-- START OF Listing --
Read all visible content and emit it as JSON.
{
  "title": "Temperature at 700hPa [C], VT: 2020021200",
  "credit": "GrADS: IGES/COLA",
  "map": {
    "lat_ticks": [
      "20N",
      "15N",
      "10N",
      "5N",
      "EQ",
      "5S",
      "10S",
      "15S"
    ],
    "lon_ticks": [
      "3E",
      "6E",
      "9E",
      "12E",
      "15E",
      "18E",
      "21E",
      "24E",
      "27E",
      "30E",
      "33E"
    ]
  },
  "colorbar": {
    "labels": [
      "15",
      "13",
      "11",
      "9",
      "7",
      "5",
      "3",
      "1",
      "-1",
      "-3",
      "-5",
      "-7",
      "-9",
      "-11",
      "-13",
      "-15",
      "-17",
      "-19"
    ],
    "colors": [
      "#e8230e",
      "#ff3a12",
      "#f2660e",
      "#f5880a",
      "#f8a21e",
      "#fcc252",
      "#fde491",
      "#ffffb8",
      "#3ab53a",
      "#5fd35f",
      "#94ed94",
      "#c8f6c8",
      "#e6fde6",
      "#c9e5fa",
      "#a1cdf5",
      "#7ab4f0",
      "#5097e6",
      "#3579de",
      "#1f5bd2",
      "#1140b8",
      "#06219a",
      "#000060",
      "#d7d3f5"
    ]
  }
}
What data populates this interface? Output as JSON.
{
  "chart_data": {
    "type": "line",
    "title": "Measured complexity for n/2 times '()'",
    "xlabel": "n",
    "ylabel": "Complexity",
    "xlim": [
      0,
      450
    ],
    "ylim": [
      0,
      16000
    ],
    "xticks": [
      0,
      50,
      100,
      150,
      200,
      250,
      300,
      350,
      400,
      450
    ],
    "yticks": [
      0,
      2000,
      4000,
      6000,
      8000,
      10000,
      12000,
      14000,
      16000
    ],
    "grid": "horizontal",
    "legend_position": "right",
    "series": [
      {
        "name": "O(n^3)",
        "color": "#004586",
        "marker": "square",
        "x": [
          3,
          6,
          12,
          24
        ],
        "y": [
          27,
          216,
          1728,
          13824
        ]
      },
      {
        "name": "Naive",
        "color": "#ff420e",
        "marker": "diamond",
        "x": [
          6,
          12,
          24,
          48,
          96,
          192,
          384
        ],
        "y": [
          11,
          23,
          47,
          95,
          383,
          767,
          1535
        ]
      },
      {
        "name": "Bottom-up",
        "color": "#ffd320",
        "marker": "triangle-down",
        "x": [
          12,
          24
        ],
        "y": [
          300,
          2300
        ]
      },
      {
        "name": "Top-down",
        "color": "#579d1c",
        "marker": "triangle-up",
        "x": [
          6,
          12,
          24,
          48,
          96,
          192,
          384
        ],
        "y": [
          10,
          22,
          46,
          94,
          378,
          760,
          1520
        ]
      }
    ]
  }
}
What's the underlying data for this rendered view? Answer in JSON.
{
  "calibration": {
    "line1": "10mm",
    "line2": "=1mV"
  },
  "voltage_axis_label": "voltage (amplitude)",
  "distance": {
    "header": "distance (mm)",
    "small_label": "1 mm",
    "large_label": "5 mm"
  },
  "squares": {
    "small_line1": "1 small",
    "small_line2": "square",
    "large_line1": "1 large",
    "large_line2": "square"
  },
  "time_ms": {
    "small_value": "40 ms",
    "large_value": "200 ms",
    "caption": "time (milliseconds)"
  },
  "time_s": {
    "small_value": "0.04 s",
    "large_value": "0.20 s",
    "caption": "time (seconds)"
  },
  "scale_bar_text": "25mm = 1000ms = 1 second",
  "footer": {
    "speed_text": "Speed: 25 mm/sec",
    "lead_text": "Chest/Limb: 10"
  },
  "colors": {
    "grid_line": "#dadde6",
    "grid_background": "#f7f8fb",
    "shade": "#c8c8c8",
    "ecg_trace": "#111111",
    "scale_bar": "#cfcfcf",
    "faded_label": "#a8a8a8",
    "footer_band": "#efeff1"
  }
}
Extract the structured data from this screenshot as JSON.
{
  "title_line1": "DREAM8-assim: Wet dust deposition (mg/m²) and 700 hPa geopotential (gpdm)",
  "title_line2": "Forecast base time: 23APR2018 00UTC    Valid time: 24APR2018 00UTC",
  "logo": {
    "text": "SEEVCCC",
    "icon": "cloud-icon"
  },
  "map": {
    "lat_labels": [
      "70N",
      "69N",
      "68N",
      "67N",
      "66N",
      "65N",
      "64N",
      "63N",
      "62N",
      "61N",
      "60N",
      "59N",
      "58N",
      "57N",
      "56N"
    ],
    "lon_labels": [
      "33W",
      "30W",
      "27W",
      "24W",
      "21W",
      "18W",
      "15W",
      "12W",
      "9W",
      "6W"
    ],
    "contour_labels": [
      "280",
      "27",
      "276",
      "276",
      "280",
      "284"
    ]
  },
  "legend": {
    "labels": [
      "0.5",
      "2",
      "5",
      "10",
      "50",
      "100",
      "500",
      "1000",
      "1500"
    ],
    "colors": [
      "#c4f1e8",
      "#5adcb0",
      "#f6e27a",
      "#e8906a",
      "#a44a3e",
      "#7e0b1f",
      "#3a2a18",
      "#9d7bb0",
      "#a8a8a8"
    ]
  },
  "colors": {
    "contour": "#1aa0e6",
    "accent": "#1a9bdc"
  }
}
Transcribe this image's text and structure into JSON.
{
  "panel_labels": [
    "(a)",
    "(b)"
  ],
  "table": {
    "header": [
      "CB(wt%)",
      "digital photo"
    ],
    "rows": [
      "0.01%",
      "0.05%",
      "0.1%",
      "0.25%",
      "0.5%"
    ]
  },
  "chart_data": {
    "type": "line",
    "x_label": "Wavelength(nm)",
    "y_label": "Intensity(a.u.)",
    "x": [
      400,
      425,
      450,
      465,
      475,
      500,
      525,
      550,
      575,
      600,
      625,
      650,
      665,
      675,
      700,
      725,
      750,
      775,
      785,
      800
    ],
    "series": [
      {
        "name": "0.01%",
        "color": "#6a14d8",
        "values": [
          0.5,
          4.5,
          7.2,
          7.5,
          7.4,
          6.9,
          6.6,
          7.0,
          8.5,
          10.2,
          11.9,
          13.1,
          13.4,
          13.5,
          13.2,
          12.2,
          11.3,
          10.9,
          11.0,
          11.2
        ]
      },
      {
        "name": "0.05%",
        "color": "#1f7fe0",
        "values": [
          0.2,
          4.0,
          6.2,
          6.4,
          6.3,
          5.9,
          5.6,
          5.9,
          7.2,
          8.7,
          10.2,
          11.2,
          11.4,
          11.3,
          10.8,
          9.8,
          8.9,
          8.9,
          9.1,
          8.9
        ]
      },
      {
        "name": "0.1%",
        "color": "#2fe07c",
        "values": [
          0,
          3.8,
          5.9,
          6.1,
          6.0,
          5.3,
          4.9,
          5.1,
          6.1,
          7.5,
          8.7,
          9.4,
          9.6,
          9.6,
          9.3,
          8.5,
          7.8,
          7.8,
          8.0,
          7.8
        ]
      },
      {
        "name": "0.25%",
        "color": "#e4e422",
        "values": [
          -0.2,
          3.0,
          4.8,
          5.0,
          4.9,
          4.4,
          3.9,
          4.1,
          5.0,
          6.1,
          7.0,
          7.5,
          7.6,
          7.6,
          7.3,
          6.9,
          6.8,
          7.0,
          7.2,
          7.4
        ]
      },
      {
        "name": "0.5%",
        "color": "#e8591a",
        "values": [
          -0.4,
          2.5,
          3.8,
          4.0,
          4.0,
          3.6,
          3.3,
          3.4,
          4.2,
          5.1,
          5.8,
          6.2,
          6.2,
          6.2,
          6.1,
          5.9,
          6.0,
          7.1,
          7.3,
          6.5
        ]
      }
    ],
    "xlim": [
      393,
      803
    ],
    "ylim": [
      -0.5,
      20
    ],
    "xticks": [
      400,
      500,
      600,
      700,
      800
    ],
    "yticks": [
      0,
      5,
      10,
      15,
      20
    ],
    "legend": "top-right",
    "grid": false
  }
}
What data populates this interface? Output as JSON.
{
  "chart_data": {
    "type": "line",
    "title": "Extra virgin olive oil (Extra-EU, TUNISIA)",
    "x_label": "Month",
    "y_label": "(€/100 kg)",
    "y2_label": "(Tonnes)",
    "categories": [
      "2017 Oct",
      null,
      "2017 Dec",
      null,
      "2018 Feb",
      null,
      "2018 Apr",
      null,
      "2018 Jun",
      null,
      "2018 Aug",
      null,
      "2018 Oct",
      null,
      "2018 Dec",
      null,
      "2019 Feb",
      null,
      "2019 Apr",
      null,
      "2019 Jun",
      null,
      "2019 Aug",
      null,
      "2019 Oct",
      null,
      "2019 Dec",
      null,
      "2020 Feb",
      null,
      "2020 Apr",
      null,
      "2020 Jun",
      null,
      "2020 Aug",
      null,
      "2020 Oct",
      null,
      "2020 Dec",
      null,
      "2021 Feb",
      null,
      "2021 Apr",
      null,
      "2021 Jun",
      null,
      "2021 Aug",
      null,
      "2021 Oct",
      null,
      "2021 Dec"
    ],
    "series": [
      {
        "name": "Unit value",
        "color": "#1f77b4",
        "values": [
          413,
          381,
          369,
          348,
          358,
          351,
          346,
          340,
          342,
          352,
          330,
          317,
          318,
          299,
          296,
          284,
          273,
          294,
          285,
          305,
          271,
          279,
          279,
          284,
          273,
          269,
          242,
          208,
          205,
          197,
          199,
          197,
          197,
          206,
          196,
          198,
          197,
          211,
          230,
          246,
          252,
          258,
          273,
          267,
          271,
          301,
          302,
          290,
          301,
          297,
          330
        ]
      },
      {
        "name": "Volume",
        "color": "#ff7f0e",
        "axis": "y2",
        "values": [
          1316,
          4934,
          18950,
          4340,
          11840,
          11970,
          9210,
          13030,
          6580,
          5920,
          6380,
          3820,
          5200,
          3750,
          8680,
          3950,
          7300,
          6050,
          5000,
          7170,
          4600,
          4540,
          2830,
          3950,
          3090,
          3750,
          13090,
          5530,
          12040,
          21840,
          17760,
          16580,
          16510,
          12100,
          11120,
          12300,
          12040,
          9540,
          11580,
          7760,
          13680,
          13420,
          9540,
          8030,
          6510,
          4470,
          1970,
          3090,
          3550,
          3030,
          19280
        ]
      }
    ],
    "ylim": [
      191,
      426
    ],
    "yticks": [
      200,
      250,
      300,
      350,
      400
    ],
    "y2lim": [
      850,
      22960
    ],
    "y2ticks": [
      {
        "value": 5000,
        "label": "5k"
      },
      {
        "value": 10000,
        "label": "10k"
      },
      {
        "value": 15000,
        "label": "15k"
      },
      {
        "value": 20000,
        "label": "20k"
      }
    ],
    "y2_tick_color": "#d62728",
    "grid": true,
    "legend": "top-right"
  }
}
-- END OF Listing --
__Request__. How many lines of these entries hold the string "marker"? Answer with the number alone.

__Solution__. 4